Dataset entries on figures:
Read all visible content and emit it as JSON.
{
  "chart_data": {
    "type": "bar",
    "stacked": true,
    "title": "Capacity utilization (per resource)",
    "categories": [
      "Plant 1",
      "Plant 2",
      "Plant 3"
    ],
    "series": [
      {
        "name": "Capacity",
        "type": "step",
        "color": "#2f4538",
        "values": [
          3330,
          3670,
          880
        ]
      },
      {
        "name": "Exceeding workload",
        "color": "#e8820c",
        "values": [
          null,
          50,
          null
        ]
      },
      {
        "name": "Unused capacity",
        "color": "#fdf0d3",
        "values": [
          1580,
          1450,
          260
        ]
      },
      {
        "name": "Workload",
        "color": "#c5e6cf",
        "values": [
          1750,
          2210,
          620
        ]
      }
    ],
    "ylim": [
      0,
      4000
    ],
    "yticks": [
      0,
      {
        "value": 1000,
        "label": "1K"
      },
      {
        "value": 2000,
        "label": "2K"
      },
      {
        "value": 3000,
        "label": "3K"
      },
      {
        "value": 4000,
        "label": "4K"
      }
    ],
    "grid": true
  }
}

_Directive_. Write the entries again, exactly as they stand.

_Task result_.
Read all visible content and emit it as JSON.
{
  "chart_data": {
    "type": "bar",
    "stacked": true,
    "title": "Capacity utilization (per resource)",
    "categories": [
      "Plant 1",
      "Plant 2",
      "Plant 3"
    ],
    "series": [
      {
        "name": "Capacity",
        "type": "step",
        "color": "#2f4538",
        "values": [
          3330,
          3670,
          880
        ]
      },
      {
        "name": "Exceeding workload",
        "color": "#e8820c",
        "values": [
          null,
          50,
          null
        ]
      },
      {
        "name": "Unused capacity",
        "color": "#fdf0d3",
        "values": [
          1580,
          1450,
          260
        ]
      },
      {
        "name": "Workload",
        "color": "#c5e6cf",
        "values": [
          1750,
          2210,
          620
        ]
      }
    ],
    "ylim": [
      0,
      4000
    ],
    "yticks": [
      0,
      {
        "value": 1000,
        "label": "1K"
      },
      {
        "value": 2000,
        "label": "2K"
      },
      {
        "value": 3000,
        "label": "3K"
      },
      {
        "value": 4000,
        "label": "4K"
      }
    ],
    "grid": true
  }
}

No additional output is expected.